===== 本文 =====
お知らせ・コラム
『クララとお日さま』カズオ・イシグロ
2022/09/15
本紹介

「クララ」は人工知能を搭載したロボット。店頭で売られているところから話は始まります。そして、病弱な「ジョジー」に買われ、とも過ごすことになる。
「ジョジー」の母親「クリシー」は「ジョジー」の姉「サリー」をすでに亡くしている。さらに「ジョジー」まで失うなんて耐えられない。そんな思いから「クララ」に「ジョジー」を「継続」させようと悩み考えている。
「クリシー」が「クララ」にこう語りかけます。
「懐かしがらなくてすむって、きっとすばらしいことだと思う。何かに戻りたいなんて思わず、いつも振り返ってばかりいずにすむなら、万事がもっとずっと、ずっと……」
=====
> [取り組む課題]:
• A. 『クララとお日さま』の紹介文では、「クララ」は何だと説明されていますか。
• B. 『クララとお日さま』の紹介文を、最後の文の後から書き継いでください。
===== 提供データ =====
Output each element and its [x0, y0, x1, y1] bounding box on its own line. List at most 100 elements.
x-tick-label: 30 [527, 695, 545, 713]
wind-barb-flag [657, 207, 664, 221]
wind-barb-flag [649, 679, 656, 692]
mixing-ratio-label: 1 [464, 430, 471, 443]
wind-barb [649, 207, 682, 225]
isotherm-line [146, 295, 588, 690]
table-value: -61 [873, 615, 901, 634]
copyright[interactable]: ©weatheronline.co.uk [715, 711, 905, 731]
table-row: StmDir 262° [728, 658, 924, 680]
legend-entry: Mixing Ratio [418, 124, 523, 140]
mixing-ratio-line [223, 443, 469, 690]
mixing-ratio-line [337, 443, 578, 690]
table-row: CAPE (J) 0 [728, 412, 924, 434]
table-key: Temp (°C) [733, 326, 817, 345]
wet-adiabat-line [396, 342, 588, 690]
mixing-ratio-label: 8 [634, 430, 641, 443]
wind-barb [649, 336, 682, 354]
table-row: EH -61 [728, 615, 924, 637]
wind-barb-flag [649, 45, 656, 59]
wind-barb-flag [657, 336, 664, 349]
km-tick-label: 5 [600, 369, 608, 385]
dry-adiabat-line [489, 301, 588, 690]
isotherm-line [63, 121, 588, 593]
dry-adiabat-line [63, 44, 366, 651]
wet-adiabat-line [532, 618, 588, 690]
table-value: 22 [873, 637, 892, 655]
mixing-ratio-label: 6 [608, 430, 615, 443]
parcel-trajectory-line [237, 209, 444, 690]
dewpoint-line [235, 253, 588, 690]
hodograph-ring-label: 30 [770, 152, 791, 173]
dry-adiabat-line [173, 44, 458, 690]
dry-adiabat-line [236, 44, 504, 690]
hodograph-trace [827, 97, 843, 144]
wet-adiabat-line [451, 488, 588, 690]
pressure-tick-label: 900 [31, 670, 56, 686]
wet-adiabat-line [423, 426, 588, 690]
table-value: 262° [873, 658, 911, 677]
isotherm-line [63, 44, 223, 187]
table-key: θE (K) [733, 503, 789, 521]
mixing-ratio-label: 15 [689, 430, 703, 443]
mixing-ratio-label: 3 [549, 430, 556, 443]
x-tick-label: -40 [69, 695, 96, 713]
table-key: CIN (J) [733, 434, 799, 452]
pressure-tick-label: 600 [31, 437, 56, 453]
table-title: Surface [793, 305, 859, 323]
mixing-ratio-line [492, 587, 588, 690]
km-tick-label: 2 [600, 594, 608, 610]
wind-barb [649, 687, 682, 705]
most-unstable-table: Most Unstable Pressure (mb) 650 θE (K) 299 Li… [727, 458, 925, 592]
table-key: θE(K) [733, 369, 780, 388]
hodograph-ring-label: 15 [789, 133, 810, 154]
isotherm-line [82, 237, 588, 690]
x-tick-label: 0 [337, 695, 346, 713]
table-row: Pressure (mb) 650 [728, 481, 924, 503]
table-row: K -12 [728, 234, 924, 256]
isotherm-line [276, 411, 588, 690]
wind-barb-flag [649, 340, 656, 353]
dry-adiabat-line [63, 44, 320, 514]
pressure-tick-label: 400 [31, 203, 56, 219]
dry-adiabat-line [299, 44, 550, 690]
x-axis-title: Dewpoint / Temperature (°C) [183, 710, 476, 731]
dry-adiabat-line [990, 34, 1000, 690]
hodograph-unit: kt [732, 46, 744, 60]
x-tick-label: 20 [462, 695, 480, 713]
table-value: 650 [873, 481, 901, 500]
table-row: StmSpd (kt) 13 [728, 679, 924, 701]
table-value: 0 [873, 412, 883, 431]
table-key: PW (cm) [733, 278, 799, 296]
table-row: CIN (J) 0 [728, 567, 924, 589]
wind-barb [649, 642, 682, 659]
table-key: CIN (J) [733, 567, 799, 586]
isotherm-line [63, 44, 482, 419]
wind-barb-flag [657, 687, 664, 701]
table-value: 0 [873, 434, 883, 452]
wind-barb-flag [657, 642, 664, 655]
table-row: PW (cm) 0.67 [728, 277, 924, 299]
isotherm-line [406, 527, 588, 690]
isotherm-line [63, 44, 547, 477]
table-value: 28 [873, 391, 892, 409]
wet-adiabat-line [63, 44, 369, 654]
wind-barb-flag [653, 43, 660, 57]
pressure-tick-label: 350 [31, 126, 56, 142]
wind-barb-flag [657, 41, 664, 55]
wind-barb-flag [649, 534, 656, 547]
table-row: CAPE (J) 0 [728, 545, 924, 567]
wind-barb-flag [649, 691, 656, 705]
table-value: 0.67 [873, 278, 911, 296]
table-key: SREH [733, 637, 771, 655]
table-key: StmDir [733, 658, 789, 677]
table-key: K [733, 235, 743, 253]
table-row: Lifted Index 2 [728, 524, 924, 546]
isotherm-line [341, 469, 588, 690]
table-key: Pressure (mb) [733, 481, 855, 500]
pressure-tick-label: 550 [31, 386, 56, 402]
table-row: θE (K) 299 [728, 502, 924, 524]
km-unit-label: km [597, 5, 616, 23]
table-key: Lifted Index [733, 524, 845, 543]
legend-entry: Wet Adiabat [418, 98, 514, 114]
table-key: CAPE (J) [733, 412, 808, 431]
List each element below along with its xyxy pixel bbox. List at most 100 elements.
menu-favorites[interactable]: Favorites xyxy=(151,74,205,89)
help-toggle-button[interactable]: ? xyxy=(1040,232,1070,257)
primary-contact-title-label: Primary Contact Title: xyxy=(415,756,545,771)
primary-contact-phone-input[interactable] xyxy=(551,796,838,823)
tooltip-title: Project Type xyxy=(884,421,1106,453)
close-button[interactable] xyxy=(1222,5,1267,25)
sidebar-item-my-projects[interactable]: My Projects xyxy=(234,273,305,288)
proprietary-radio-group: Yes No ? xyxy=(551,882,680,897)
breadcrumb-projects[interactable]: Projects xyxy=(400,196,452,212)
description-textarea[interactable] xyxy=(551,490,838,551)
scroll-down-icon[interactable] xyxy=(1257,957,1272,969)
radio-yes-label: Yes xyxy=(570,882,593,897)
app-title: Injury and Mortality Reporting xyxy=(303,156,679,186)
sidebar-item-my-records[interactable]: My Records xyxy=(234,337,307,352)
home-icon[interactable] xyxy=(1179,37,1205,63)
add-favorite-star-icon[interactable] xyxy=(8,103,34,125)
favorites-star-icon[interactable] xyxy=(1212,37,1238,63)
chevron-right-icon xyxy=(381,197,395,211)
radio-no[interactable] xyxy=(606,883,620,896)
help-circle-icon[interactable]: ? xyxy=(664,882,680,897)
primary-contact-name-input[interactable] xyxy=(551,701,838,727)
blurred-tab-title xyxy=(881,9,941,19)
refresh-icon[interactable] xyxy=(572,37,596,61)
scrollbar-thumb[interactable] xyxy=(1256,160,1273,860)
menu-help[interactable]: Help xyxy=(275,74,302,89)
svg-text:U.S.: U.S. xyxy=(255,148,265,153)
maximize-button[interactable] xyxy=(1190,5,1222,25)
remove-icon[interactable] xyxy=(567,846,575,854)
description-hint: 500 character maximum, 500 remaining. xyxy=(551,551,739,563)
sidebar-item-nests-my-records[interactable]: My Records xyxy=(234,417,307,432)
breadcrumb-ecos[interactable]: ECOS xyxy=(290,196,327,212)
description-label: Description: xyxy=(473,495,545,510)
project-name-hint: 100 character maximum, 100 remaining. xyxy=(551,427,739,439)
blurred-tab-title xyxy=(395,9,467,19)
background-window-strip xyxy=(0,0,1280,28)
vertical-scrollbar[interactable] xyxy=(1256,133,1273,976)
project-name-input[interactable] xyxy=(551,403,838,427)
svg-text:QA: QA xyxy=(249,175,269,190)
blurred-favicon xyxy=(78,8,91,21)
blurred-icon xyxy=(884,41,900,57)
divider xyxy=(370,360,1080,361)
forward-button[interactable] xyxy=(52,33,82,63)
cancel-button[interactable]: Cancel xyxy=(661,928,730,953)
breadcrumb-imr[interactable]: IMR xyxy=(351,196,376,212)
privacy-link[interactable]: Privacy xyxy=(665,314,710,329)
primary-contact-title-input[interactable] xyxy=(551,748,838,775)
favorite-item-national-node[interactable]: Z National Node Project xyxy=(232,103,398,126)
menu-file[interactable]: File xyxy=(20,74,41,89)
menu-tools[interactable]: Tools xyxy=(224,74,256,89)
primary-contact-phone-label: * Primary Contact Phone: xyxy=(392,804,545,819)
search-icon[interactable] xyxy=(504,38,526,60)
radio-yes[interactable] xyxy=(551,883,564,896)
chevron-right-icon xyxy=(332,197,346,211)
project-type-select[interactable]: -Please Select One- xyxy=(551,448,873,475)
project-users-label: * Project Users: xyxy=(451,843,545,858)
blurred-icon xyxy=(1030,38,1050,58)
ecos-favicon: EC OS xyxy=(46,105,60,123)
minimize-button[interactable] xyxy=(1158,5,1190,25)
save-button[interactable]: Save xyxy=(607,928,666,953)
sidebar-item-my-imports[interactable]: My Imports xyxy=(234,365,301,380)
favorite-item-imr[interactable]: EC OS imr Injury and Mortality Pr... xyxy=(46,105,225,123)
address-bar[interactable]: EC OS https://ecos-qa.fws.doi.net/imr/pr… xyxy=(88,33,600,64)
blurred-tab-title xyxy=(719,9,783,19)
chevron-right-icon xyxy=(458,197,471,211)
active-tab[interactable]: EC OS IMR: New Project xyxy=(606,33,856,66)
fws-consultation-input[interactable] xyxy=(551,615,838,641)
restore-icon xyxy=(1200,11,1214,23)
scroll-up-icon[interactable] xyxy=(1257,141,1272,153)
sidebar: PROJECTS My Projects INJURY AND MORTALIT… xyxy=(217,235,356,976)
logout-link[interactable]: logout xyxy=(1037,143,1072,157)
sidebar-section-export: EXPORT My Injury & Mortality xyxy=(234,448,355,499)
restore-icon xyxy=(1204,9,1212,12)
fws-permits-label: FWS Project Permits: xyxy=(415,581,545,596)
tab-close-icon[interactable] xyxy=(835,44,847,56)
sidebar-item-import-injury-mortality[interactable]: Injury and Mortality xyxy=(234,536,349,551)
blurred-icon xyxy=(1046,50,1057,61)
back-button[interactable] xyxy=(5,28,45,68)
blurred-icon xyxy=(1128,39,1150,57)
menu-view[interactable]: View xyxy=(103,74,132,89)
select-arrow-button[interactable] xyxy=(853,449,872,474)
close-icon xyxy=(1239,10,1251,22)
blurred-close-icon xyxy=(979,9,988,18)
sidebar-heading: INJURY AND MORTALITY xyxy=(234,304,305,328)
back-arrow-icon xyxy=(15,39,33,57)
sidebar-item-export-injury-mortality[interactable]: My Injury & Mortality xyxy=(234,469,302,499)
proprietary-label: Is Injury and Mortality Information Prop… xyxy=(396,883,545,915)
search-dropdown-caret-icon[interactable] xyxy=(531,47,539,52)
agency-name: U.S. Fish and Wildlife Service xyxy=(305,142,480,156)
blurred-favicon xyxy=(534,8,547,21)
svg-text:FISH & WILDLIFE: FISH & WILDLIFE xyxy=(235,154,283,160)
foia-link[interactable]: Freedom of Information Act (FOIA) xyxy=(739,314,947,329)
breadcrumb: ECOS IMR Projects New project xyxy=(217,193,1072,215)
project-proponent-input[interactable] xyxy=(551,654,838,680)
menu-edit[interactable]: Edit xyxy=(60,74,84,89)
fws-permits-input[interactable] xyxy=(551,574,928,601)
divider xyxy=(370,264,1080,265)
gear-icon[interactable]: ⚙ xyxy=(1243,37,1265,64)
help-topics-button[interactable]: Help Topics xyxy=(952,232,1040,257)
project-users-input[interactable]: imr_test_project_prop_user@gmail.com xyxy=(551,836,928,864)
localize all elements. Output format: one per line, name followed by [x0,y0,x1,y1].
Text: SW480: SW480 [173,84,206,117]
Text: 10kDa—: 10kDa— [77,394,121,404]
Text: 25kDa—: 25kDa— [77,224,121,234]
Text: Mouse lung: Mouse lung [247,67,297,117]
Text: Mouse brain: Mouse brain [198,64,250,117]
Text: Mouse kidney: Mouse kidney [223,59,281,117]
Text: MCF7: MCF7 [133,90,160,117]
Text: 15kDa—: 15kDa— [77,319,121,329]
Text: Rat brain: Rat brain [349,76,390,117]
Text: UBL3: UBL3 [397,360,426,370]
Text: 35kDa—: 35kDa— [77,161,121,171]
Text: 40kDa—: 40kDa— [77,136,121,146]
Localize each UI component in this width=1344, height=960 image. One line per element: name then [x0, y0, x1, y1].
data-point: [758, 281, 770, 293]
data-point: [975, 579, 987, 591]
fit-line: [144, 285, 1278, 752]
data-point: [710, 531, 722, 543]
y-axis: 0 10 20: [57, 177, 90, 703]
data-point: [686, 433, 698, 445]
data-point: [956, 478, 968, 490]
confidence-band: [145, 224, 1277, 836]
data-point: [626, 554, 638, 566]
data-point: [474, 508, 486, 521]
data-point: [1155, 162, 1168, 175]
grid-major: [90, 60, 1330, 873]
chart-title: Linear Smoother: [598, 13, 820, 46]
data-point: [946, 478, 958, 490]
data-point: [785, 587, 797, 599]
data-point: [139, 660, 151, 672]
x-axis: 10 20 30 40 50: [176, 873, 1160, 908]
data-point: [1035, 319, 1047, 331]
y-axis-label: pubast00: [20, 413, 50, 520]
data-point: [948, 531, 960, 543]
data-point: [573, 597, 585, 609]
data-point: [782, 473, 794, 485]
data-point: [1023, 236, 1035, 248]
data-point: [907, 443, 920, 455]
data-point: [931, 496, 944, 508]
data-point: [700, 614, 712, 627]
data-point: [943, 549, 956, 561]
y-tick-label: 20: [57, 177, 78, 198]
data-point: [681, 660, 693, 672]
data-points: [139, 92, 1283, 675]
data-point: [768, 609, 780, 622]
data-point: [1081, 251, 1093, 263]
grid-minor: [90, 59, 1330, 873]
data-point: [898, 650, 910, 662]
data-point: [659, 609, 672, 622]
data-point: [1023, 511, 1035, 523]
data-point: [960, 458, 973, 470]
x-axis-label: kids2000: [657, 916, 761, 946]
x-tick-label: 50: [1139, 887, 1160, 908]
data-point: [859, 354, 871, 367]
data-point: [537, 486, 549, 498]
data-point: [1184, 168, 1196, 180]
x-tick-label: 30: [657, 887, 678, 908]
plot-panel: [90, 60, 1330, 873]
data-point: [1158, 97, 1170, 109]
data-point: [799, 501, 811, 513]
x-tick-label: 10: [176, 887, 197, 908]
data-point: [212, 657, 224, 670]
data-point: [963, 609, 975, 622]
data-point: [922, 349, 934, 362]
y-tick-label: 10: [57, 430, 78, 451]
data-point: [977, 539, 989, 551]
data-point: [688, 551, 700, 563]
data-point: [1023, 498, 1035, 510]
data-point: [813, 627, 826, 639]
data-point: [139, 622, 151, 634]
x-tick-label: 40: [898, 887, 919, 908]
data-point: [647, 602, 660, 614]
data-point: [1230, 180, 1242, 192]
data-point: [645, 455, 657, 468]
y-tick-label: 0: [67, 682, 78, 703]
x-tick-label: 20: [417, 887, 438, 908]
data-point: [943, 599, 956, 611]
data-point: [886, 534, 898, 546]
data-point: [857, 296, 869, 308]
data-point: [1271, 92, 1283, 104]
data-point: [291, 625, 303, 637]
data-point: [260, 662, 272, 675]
=====
> [解答例]:
• A. 人工知能を搭載したロボットです。

• B.
「感情がないって、ときにはすばらしいことだと思う。あなたがうらやましいわ」
この言葉にたいして「クララ」はこう答えます。
「わたしにも感情があると思います」
「多くを観察するほど、感情も多くなります」
「クララ」は「お日さま」を信じ、「ジョジー」の病状が悪化しても希望を失いません。
最後、廃品置き場に置かれた「クララ」が「店長さん」と再会する場面が何ともせつない。
「クララ」はいま自分が置かれている場所さえも気に入っているようです。
「わたしはこの場所が好きですし、当面、振り返って整理すべきたくさんの記憶がありますから」
「クララ」に欠けているものがあるとすれば、それは「絶望」ではないでしょうか。
※ここで紹介された本は萌学舎文庫(自習室の本棚。2週間貸出)にあります。